» Work to do
Copy out every line containing the word "pulses".
## BEGIN
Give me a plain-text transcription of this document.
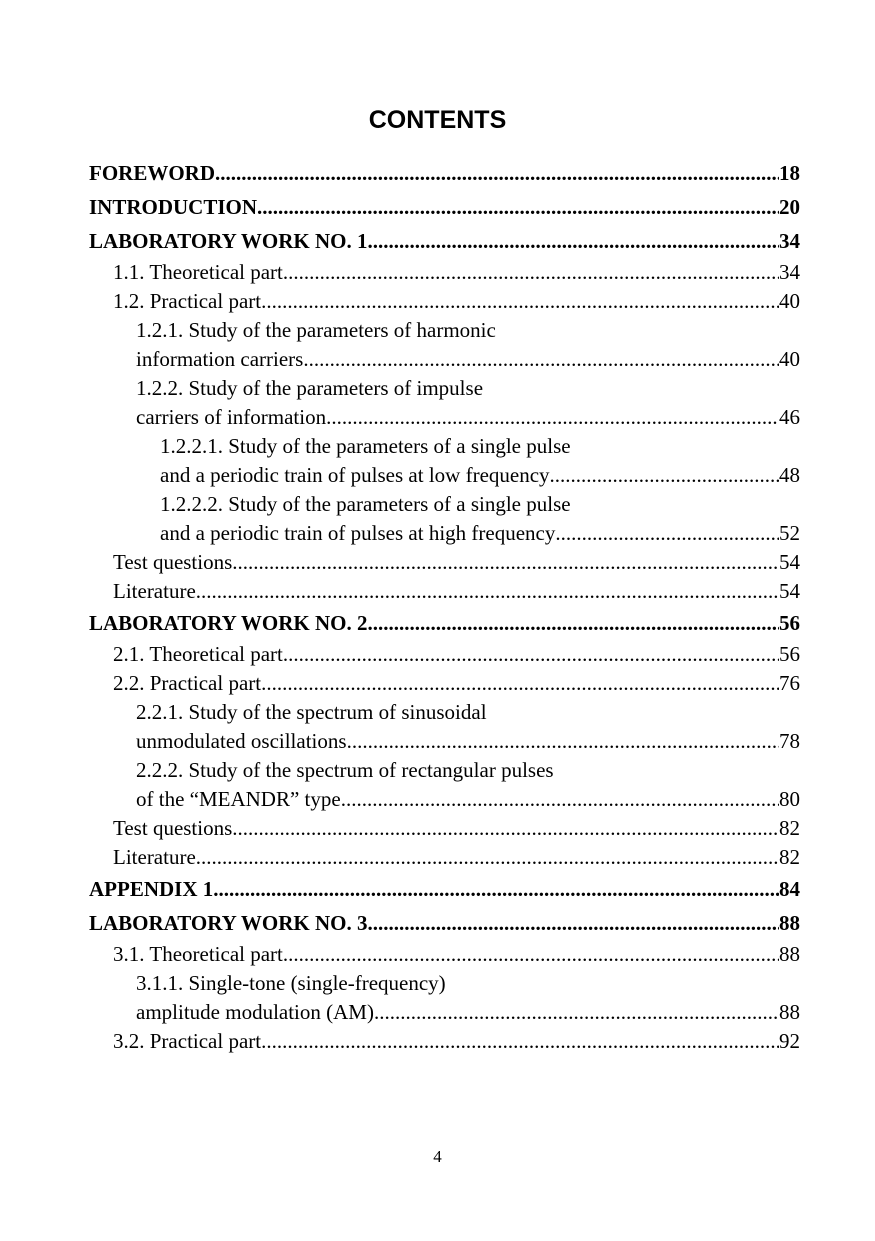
CONTENTS
FOREWORD .....	18
INTRODUCTION .....	20
LABORATORY WORK NO. 1 .....	34
1.1. Theoretical part .....	34
1.2. Practical part .....	40
1.2.1. Study of the parameters of harmonic
information carriers .....	40
1.2.2. Study of the parameters of impulse
carriers of information .....	46
1.2.2.1. Study of the parameters of a single pulse
and a periodic train of pulses at low frequency .....	48
1.2.2.2. Study of the parameters of a single pulse
and a periodic train of pulses at high frequency .....	52
Test questions .....	54
Literature .....	54
LABORATORY WORK NO. 2 .....	56
2.1. Theoretical part .....	56
2.2. Practical part .....	76
2.2.1. Study of the spectrum of sinusoidal
unmodulated oscillations .....	78
2.2.2. Study of the spectrum of rectangular pulses
of the “MEANDR” type .....	80
Test questions .....	82
Literature .....	82
APPENDIX 1 .....	84
LABORATORY WORK NO. 3 .....	88
3.1. Theoretical part .....	88
3.1.1. Single-tone (single-frequency)
amplitude modulation (AM) .....	88
3.2. Practical part .....	92
4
## END
» Result below
and a periodic train of pulses at low frequency .....	48
and a periodic train of pulses at high frequency .....	52
2.2.2. Study of the spectrum of rectangular pulses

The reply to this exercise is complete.